(Saved entries)
-*-

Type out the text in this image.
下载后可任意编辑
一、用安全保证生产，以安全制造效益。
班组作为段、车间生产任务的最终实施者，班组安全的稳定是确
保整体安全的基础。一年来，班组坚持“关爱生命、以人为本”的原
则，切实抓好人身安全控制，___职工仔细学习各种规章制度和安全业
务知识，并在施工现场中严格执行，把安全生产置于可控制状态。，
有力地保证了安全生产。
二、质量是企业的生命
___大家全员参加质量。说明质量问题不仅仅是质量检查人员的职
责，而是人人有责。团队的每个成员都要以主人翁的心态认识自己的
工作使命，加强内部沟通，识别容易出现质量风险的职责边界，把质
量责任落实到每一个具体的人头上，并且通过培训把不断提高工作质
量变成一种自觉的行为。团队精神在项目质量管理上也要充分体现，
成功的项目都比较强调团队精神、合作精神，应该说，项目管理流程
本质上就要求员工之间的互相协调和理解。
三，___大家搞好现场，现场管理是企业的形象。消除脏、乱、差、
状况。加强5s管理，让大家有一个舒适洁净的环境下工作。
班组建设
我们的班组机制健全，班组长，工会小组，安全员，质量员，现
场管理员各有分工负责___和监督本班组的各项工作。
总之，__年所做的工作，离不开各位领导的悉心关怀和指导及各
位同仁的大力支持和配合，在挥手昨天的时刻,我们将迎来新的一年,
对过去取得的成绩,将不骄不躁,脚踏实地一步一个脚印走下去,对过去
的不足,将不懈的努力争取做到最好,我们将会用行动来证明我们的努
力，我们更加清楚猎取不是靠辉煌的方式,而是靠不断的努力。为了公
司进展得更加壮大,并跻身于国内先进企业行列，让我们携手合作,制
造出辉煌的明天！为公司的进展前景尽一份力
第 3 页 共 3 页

-*-

#### Request
Write the complete data out, exactly as above.

#### Task output
Type out the text in this image.
下载后可任意编辑
一、用安全保证生产，以安全制造效益。
班组作为段、车间生产任务的最终实施者，班组安全的稳定是确
保整体安全的基础。一年来，班组坚持“关爱生命、以人为本”的原
则，切实抓好人身安全控制，___职工仔细学习各种规章制度和安全业
务知识，并在施工现场中严格执行，把安全生产置于可控制状态。，
有力地保证了安全生产。
二、质量是企业的生命
___大家全员参加质量。说明质量问题不仅仅是质量检查人员的职
责，而是人人有责。团队的每个成员都要以主人翁的心态认识自己的
工作使命，加强内部沟通，识别容易出现质量风险的职责边界，把质
量责任落实到每一个具体的人头上，并且通过培训把不断提高工作质
量变成一种自觉的行为。团队精神在项目质量管理上也要充分体现，
成功的项目都比较强调团队精神、合作精神，应该说，项目管理流程
本质上就要求员工之间的互相协调和理解。
三，___大家搞好现场，现场管理是企业的形象。消除脏、乱、差、
状况。加强5s管理，让大家有一个舒适洁净的环境下工作。
班组建设
我们的班组机制健全，班组长，工会小组，安全员，质量员，现
场管理员各有分工负责___和监督本班组的各项工作。
总之，__年所做的工作，离不开各位领导的悉心关怀和指导及各
位同仁的大力支持和配合，在挥手昨天的时刻,我们将迎来新的一年,
对过去取得的成绩,将不骄不躁,脚踏实地一步一个脚印走下去,对过去
的不足,将不懈的努力争取做到最好,我们将会用行动来证明我们的努
力，我们更加清楚猎取不是靠辉煌的方式,而是靠不断的努力。为了公
司进展得更加壮大,并跻身于国内先进企业行列，让我们携手合作,制
造出辉煌的明天！为公司的进展前景尽一份力
第 3 页 共 3 页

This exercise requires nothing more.